* START *

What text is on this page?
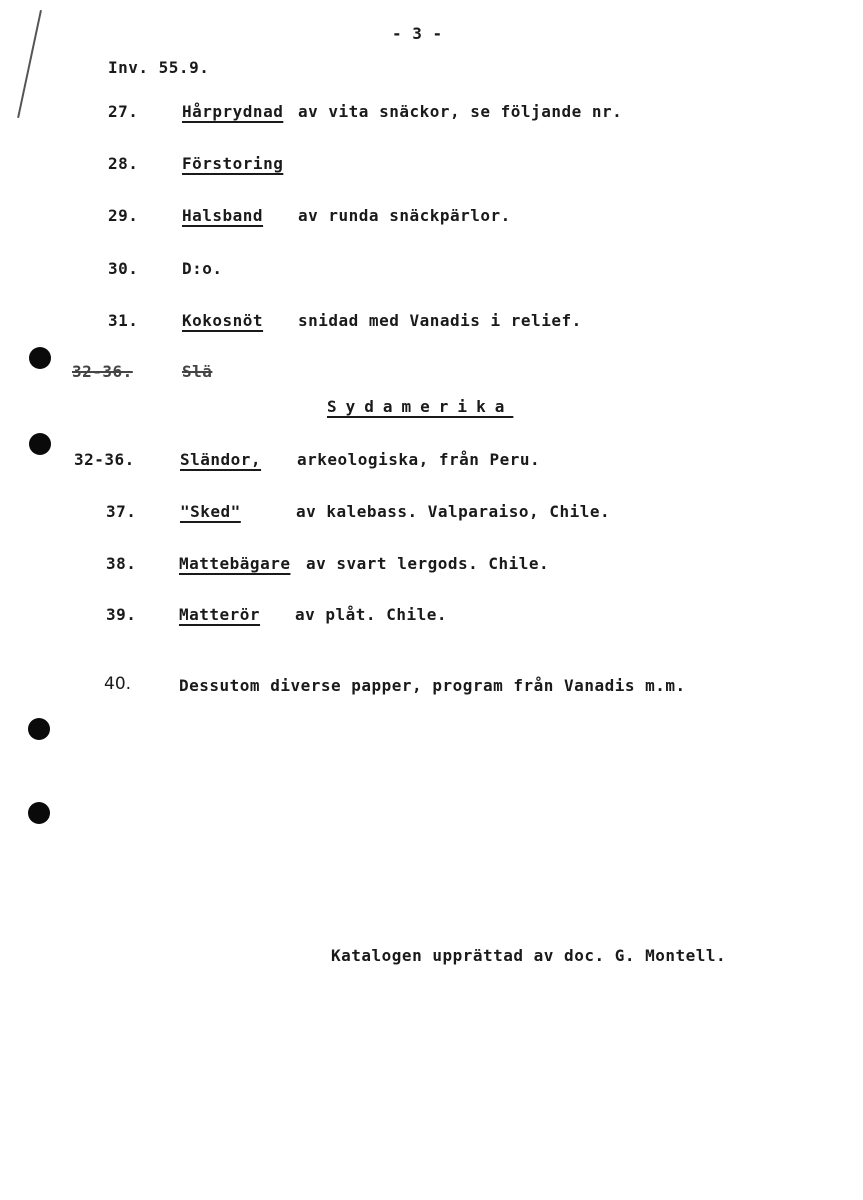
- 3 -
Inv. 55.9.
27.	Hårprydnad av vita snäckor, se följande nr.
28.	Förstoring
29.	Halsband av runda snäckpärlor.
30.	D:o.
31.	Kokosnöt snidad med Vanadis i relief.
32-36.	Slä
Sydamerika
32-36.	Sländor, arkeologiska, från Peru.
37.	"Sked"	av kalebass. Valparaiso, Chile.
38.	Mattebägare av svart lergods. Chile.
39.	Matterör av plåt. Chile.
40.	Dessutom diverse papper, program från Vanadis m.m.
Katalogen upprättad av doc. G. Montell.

* END *

* _WHAT THE TASK ASKS_
Do not copy the pictures, but repeat every line exactly.

* _RESULT FOR THIS EXERCISE_
What text is on this page?
- 3 -
Inv. 55.9.
27.	Hårprydnad av vita snäckor, se följande nr.
28.	Förstoring
29.	Halsband av runda snäckpärlor.
30.	D:o.
31.	Kokosnöt snidad med Vanadis i relief.
32-36.	Slä
Sydamerika
32-36.	Sländor, arkeologiska, från Peru.
37.	"Sked"	av kalebass. Valparaiso, Chile.
38.	Mattebägare av svart lergods. Chile.
39.	Matterör av plåt. Chile.
40.	Dessutom diverse papper, program från Vanadis m.m.
Katalogen upprättad av doc. G. Montell.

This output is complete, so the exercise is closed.